::: Material for this exercise :::
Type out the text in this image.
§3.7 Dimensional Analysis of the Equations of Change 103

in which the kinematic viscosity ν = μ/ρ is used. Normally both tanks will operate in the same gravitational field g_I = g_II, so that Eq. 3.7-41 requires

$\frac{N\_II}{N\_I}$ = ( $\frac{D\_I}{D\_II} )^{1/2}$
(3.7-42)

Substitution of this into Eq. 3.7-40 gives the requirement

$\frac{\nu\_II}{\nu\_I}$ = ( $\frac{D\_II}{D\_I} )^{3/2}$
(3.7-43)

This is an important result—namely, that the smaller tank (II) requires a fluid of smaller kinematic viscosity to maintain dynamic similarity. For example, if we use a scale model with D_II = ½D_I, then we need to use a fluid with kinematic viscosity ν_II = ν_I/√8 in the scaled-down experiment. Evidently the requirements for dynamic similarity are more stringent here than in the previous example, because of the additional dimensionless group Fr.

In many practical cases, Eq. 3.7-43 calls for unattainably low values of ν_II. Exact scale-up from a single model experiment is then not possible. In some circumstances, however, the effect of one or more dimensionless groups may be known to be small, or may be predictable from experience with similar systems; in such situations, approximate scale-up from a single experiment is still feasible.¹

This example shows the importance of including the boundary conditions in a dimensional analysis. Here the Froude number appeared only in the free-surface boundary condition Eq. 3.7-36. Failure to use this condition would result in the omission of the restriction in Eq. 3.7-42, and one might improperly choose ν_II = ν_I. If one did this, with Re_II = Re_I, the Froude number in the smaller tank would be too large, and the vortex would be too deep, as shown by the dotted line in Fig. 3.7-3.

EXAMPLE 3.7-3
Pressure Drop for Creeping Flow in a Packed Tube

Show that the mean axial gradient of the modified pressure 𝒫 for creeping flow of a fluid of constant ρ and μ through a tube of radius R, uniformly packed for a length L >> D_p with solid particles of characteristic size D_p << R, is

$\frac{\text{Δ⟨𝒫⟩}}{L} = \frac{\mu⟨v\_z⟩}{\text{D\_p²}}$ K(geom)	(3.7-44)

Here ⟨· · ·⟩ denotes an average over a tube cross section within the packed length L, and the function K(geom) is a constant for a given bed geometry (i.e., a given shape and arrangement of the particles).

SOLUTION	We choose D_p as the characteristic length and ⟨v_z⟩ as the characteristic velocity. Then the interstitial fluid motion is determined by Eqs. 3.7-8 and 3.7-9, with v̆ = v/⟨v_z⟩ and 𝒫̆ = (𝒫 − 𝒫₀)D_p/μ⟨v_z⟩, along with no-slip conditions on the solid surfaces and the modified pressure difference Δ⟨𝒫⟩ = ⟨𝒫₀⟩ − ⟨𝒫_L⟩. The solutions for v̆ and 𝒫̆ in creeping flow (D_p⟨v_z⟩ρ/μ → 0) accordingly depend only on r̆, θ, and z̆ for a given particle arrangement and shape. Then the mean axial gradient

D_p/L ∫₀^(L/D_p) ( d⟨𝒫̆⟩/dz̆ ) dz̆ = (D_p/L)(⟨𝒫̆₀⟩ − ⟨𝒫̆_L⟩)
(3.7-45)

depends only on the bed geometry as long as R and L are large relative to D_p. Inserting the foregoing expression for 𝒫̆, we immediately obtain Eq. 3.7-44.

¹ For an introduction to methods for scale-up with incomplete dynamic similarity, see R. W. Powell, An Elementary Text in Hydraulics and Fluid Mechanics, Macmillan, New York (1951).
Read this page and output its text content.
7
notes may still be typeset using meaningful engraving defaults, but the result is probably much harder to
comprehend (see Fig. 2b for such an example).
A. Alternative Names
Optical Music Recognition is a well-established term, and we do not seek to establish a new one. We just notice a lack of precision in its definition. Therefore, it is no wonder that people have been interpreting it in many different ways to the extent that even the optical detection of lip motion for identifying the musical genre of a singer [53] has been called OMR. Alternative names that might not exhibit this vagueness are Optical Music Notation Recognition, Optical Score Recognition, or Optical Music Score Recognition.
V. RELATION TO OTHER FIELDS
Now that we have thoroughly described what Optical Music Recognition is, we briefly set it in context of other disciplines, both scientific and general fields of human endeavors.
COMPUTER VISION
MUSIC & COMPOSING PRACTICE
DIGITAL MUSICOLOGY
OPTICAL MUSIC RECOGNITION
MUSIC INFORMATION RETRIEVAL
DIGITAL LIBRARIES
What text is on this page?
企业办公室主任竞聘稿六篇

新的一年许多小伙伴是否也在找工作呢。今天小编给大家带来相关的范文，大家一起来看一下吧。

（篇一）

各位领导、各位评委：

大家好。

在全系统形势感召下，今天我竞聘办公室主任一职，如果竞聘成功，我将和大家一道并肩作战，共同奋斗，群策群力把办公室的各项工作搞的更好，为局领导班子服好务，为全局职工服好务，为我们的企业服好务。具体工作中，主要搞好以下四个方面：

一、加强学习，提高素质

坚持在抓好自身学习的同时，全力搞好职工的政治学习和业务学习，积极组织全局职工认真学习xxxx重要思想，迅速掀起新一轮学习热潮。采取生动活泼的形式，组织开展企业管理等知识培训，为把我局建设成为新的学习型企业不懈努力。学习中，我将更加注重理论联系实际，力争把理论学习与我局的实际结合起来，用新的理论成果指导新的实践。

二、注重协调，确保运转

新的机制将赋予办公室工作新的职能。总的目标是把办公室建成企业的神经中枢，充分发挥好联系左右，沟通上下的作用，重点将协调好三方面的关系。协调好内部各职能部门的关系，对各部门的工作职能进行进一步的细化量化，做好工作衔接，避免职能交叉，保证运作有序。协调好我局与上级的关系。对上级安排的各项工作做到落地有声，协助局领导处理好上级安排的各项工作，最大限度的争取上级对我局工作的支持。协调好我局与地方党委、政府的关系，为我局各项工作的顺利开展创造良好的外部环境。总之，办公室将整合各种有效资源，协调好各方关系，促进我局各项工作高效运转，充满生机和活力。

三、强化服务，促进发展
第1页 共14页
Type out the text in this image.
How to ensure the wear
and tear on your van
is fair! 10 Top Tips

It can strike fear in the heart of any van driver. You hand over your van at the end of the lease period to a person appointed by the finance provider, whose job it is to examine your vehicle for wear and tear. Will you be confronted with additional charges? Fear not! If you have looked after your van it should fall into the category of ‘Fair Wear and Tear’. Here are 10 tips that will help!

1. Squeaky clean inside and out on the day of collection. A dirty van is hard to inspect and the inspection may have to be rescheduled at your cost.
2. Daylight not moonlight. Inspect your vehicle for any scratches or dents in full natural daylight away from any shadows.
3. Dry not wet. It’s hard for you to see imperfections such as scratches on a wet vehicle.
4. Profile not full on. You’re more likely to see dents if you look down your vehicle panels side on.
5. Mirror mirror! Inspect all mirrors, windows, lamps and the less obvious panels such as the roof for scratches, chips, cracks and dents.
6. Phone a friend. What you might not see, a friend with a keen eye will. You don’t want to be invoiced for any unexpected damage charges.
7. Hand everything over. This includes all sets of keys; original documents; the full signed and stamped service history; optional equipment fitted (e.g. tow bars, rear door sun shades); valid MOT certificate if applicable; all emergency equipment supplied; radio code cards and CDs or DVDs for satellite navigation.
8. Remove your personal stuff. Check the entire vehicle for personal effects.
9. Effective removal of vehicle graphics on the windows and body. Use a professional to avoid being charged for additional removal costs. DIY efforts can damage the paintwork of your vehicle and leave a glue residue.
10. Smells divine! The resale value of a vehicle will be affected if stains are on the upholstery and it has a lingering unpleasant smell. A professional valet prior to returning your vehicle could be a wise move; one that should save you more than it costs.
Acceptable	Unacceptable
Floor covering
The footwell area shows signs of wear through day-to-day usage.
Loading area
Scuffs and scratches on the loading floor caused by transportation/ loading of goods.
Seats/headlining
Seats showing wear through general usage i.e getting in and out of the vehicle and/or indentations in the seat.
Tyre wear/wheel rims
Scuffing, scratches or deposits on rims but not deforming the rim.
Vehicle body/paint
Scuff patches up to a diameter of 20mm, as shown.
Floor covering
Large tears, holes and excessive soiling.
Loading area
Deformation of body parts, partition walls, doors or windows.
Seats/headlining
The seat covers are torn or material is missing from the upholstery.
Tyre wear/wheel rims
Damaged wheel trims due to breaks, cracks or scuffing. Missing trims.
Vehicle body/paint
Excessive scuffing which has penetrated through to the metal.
:::
(Exercise brief): From the entries, copy out each line containing the word "upholstery".

(Final answer):
10. Smells divine! The resale value of a vehicle will be affected if stains are on the upholstery and it has a lingering unpleasant smell. A professional valet prior to returning your vehicle could be a wise move; one that should save you more than it costs.
The seat covers are torn or material is missing from the upholstery.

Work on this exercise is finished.